• _WHAT THIS TASK INVOLVES_: Scan the data below for the string "diamond". Copy every line where it appears.

• _SUPPLIED MATERIAL_:
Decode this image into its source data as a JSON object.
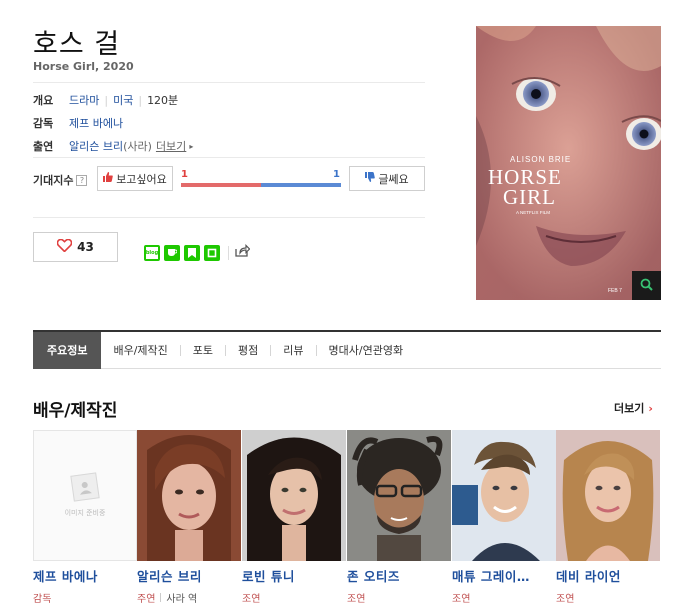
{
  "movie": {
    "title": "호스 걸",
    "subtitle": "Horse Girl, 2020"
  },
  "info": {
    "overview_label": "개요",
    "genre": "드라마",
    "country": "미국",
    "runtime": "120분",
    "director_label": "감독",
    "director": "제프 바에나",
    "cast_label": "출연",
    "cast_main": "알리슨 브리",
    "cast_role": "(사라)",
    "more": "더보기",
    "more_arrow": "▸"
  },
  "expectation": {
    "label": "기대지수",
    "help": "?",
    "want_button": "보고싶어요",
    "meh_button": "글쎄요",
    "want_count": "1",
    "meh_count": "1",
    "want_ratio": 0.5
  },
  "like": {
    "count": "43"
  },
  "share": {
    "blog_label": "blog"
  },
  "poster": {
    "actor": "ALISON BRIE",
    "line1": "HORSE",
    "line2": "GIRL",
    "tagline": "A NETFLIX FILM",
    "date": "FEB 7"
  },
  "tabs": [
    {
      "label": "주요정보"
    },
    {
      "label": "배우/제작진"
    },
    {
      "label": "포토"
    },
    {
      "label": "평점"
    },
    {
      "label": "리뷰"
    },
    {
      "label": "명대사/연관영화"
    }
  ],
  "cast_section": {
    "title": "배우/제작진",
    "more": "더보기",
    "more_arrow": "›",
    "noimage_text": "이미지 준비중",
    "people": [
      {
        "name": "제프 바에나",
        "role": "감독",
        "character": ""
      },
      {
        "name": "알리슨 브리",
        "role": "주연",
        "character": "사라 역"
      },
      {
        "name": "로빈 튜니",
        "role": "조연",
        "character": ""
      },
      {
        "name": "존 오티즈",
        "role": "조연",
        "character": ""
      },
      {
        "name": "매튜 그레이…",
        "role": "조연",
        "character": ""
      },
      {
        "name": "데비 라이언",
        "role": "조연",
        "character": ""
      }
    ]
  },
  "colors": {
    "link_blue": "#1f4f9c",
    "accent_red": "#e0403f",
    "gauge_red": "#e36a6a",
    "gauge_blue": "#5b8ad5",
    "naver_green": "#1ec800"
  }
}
---
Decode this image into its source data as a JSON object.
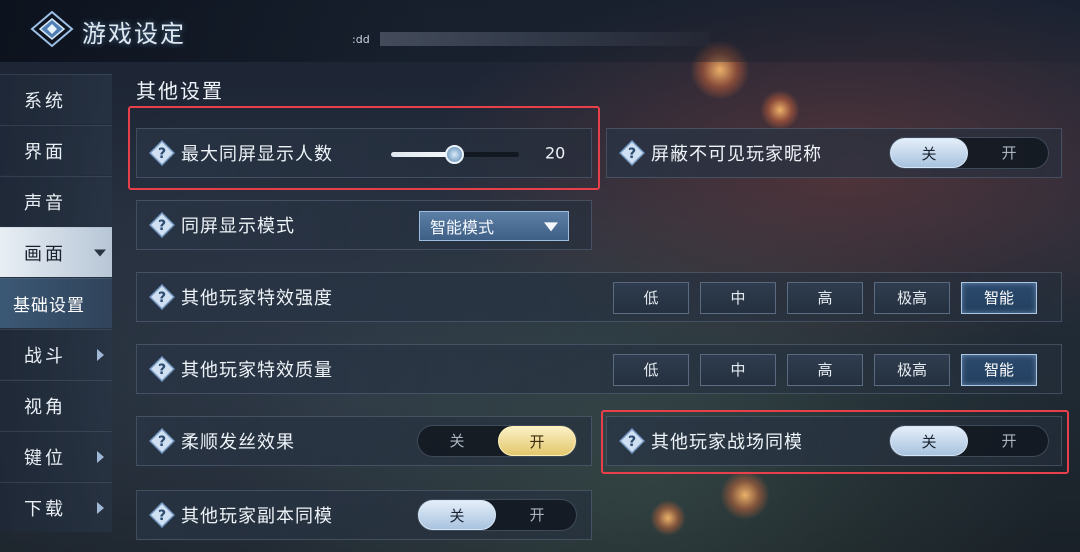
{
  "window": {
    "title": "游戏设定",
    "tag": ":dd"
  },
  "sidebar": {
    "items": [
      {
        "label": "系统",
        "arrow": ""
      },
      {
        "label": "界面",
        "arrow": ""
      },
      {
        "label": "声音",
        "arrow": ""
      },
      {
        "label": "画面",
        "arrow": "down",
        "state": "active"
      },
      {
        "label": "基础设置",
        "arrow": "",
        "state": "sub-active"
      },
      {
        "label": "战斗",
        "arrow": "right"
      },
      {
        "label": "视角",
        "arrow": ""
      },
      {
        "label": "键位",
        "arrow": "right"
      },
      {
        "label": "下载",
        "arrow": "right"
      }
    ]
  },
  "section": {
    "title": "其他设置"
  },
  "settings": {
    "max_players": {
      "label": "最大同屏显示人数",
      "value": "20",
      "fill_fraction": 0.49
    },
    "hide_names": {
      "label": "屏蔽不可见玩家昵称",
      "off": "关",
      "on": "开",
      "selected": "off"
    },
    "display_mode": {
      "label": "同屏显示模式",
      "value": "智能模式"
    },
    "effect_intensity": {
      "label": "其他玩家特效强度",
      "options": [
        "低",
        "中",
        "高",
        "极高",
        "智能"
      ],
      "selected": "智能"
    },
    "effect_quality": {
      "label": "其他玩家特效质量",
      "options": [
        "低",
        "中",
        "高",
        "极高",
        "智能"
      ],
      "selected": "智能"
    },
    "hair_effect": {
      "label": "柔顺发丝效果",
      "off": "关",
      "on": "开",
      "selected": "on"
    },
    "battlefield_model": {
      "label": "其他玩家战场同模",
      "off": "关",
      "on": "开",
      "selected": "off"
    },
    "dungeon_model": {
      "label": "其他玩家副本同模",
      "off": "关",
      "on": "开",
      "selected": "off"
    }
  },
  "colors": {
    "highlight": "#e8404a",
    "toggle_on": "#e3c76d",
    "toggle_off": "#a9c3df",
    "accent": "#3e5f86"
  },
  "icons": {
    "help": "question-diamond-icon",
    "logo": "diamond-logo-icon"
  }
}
---
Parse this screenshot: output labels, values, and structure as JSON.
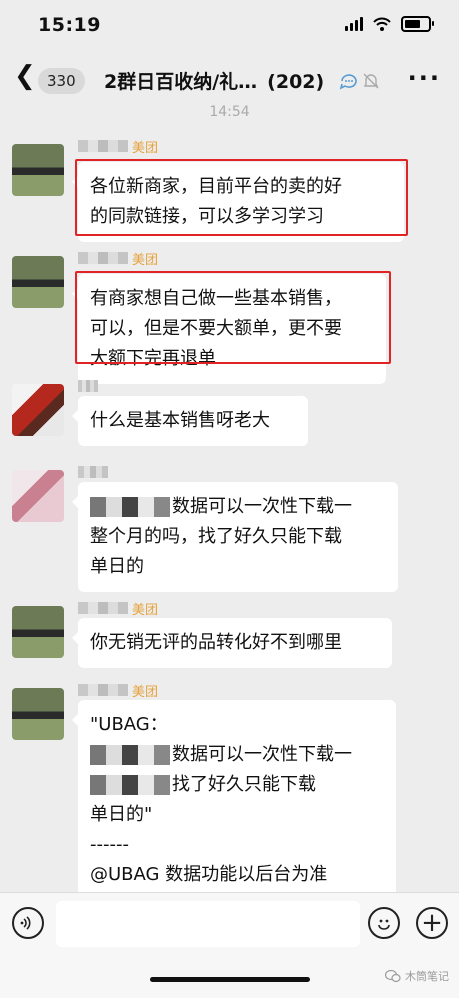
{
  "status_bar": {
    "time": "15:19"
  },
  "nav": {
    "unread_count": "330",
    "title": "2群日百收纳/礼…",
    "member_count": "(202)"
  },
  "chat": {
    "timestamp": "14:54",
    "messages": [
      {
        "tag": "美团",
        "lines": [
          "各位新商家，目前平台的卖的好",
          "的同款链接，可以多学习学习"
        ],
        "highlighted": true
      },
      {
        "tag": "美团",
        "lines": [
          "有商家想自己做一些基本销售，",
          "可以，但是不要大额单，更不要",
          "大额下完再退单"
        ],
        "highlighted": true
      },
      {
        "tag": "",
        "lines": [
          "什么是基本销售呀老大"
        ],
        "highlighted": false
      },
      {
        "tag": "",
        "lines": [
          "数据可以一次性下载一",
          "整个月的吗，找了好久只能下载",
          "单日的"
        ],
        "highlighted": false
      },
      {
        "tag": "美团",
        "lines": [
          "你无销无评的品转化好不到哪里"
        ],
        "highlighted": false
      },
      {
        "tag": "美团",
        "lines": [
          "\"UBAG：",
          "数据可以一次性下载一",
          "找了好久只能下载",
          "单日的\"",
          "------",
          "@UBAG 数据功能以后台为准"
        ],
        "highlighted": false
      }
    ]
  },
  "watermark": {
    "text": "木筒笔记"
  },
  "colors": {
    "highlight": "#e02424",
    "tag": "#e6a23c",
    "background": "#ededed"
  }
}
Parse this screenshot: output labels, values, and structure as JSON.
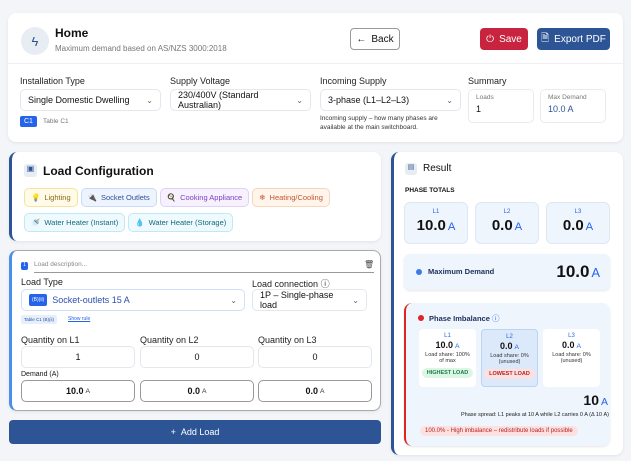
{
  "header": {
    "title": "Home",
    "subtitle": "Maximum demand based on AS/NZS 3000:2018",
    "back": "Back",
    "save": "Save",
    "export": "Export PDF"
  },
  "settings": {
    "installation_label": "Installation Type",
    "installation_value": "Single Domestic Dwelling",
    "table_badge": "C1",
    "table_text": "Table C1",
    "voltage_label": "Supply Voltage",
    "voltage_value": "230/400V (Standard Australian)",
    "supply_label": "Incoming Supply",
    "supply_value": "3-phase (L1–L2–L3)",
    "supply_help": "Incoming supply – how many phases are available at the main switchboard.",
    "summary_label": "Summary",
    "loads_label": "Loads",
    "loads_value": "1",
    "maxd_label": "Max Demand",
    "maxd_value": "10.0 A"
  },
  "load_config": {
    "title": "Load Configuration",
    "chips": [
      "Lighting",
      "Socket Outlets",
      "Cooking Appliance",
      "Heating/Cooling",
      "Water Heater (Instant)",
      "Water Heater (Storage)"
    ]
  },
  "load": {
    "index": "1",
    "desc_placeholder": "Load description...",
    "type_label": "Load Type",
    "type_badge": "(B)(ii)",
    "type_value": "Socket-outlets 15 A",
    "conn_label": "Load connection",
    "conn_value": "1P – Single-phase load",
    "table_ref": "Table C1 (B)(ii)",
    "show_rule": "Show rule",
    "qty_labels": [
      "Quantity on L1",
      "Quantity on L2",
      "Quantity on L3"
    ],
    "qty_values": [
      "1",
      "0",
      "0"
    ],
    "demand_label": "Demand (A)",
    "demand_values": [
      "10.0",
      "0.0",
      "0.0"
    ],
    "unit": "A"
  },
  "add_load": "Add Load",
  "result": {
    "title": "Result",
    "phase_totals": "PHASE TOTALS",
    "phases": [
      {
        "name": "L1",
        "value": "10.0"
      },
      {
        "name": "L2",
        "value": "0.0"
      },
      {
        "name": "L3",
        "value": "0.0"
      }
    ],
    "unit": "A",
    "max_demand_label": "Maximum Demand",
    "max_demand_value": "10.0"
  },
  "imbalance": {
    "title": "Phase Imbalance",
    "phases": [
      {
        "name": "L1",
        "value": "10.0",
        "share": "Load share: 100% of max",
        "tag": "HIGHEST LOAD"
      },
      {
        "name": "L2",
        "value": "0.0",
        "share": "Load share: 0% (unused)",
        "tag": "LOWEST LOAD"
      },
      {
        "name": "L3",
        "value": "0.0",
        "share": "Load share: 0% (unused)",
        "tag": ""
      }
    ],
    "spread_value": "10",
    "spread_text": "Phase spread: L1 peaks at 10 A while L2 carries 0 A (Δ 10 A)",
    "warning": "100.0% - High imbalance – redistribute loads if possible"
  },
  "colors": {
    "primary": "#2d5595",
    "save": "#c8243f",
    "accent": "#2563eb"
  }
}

• _SOLUTION_:
    "help": "question-diamond-icon",
    "logo": "diamond-logo-icon"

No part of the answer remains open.